Given records:
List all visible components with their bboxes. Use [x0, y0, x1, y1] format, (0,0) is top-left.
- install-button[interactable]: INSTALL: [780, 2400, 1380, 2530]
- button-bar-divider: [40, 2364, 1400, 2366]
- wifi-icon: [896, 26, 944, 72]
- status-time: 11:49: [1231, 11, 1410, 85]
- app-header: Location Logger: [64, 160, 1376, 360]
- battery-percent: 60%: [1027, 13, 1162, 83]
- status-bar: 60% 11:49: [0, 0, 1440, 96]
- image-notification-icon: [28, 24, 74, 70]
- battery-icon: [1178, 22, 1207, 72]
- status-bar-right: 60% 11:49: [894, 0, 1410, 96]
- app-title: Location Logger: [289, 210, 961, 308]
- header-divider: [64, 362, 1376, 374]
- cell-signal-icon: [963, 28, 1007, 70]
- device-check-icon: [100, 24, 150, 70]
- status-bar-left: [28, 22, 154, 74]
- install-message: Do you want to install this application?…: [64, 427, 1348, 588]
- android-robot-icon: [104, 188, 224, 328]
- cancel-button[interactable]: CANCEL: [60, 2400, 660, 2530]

Aim: Print every line of the data above verbatim, changing nothing.

Complete response:
List all visible components with their bboxes. Use [x0, y0, x1, y1] format, (0,0) is top-left.
- install-button[interactable]: INSTALL: [780, 2400, 1380, 2530]
- button-bar-divider: [40, 2364, 1400, 2366]
- wifi-icon: [896, 26, 944, 72]
- status-time: 11:49: [1231, 11, 1410, 85]
- app-header: Location Logger: [64, 160, 1376, 360]
- battery-percent: 60%: [1027, 13, 1162, 83]
- status-bar: 60% 11:49: [0, 0, 1440, 96]
- image-notification-icon: [28, 24, 74, 70]
- battery-icon: [1178, 22, 1207, 72]
- status-bar-right: 60% 11:49: [894, 0, 1410, 96]
- app-title: Location Logger: [289, 210, 961, 308]
- header-divider: [64, 362, 1376, 374]
- cell-signal-icon: [963, 28, 1007, 70]
- device-check-icon: [100, 24, 150, 70]
- status-bar-left: [28, 22, 154, 74]
- install-message: Do you want to install this application?…: [64, 427, 1348, 588]
- android-robot-icon: [104, 188, 224, 328]
- cancel-button[interactable]: CANCEL: [60, 2400, 660, 2530]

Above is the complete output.